WORK INSTRUCTIONS>
Retype all the records with nothing changed.

[Start RECORD EXTRACTS]

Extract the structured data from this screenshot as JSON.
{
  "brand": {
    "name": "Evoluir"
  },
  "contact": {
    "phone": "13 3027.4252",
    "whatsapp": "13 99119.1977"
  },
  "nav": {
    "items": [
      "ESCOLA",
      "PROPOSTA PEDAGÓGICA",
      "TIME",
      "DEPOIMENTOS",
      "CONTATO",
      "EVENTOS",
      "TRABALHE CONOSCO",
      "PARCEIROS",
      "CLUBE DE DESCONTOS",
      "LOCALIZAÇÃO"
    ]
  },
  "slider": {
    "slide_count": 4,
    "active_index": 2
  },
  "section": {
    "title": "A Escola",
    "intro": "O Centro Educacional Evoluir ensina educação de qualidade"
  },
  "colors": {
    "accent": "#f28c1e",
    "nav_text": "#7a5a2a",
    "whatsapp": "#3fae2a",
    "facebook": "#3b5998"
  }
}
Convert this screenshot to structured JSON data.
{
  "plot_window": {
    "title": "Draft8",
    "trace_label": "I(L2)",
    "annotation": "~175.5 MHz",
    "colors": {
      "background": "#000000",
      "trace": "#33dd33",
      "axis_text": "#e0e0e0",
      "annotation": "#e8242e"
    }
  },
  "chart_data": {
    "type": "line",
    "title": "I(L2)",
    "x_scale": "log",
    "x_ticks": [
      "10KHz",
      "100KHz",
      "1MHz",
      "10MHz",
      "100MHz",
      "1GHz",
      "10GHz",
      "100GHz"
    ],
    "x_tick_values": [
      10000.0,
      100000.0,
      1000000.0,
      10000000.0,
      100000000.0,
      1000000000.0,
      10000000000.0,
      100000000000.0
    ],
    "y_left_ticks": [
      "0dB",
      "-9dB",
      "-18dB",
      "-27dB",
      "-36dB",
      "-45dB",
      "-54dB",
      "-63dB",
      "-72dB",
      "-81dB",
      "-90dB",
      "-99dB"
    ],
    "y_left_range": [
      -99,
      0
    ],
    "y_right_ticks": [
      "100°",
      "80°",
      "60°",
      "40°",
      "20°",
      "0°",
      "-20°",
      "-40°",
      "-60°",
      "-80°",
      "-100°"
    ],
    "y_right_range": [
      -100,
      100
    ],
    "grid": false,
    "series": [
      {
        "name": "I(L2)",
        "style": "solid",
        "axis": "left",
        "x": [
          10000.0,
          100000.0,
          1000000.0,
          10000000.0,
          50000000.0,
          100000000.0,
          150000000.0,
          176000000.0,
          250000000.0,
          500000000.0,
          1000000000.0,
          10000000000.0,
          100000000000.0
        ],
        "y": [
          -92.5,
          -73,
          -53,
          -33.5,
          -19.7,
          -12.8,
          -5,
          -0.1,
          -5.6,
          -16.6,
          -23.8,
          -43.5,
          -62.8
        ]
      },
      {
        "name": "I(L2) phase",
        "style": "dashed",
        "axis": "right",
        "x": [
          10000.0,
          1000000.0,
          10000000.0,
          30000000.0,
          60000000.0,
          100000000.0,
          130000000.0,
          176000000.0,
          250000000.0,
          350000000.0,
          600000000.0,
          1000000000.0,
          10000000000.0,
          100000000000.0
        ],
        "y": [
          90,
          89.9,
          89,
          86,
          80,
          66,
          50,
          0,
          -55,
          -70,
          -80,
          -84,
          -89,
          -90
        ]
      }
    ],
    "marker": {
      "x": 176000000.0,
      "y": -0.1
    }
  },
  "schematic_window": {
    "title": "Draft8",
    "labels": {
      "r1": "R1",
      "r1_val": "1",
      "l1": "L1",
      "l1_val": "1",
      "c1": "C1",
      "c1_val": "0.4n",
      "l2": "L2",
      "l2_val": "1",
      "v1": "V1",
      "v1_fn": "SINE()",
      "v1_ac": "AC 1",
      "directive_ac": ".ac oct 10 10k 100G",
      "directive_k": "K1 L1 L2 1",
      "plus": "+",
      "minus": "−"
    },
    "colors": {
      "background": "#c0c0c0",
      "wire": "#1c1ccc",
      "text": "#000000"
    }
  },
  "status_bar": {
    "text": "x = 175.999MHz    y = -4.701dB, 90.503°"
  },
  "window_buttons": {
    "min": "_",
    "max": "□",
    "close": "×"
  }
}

[End RECORD EXTRACTS]

SOLUTION TO THE EXERCISE>
Extract the structured data from this screenshot as JSON.
{
  "brand": {
    "name": "Evoluir"
  },
  "contact": {
    "phone": "13 3027.4252",
    "whatsapp": "13 99119.1977"
  },
  "nav": {
    "items": [
      "ESCOLA",
      "PROPOSTA PEDAGÓGICA",
      "TIME",
      "DEPOIMENTOS",
      "CONTATO",
      "EVENTOS",
      "TRABALHE CONOSCO",
      "PARCEIROS",
      "CLUBE DE DESCONTOS",
      "LOCALIZAÇÃO"
    ]
  },
  "slider": {
    "slide_count": 4,
    "active_index": 2
  },
  "section": {
    "title": "A Escola",
    "intro": "O Centro Educacional Evoluir ensina educação de qualidade"
  },
  "colors": {
    "accent": "#f28c1e",
    "nav_text": "#7a5a2a",
    "whatsapp": "#3fae2a",
    "facebook": "#3b5998"
  }
}
Convert this screenshot to structured JSON data.
{
  "plot_window": {
    "title": "Draft8",
    "trace_label": "I(L2)",
    "annotation": "~175.5 MHz",
    "colors": {
      "background": "#000000",
      "trace": "#33dd33",
      "axis_text": "#e0e0e0",
      "annotation": "#e8242e"
    }
  },
  "chart_data": {
    "type": "line",
    "title": "I(L2)",
    "x_scale": "log",
    "x_ticks": [
      "10KHz",
      "100KHz",
      "1MHz",
      "10MHz",
      "100MHz",
      "1GHz",
      "10GHz",
      "100GHz"
    ],
    "x_tick_values": [
      10000.0,
      100000.0,
      1000000.0,
      10000000.0,
      100000000.0,
      1000000000.0,
      10000000000.0,
      100000000000.0
    ],
    "y_left_ticks": [
      "0dB",
      "-9dB",
      "-18dB",
      "-27dB",
      "-36dB",
      "-45dB",
      "-54dB",
      "-63dB",
      "-72dB",
      "-81dB",
      "-90dB",
      "-99dB"
    ],
    "y_left_range": [
      -99,
      0
    ],
    "y_right_ticks": [
      "100°",
      "80°",
      "60°",
      "40°",
      "20°",
      "0°",
      "-20°",
      "-40°",
      "-60°",
      "-80°",
      "-100°"
    ],
    "y_right_range": [
      -100,
      100
    ],
    "grid": false,
    "series": [
      {
        "name": "I(L2)",
        "style": "solid",
        "axis": "left",
        "x": [
          10000.0,
          100000.0,
          1000000.0,
          10000000.0,
          50000000.0,
          100000000.0,
          150000000.0,
          176000000.0,
          250000000.0,
          500000000.0,
          1000000000.0,
          10000000000.0,
          100000000000.0
        ],
        "y": [
          -92.5,
          -73,
          -53,
          -33.5,
          -19.7,
          -12.8,
          -5,
          -0.1,
          -5.6,
          -16.6,
          -23.8,
          -43.5,
          -62.8
        ]
      },
      {
        "name": "I(L2) phase",
        "style": "dashed",
        "axis": "right",
        "x": [
          10000.0,
          1000000.0,
          10000000.0,
          30000000.0,
          60000000.0,
          100000000.0,
          130000000.0,
          176000000.0,
          250000000.0,
          350000000.0,
          600000000.0,
          1000000000.0,
          10000000000.0,
          100000000000.0
        ],
        "y": [
          90,
          89.9,
          89,
          86,
          80,
          66,
          50,
          0,
          -55,
          -70,
          -80,
          -84,
          -89,
          -90
        ]
      }
    ],
    "marker": {
      "x": 176000000.0,
      "y": -0.1
    }
  },
  "schematic_window": {
    "title": "Draft8",
    "labels": {
      "r1": "R1",
      "r1_val": "1",
      "l1": "L1",
      "l1_val": "1",
      "c1": "C1",
      "c1_val": "0.4n",
      "l2": "L2",
      "l2_val": "1",
      "v1": "V1",
      "v1_fn": "SINE()",
      "v1_ac": "AC 1",
      "directive_ac": ".ac oct 10 10k 100G",
      "directive_k": "K1 L1 L2 1",
      "plus": "+",
      "minus": "−"
    },
    "colors": {
      "background": "#c0c0c0",
      "wire": "#1c1ccc",
      "text": "#000000"
    }
  },
  "status_bar": {
    "text": "x = 175.999MHz    y = -4.701dB, 90.503°"
  },
  "window_buttons": {
    "min": "_",
    "max": "□",
    "close": "×"
  }
}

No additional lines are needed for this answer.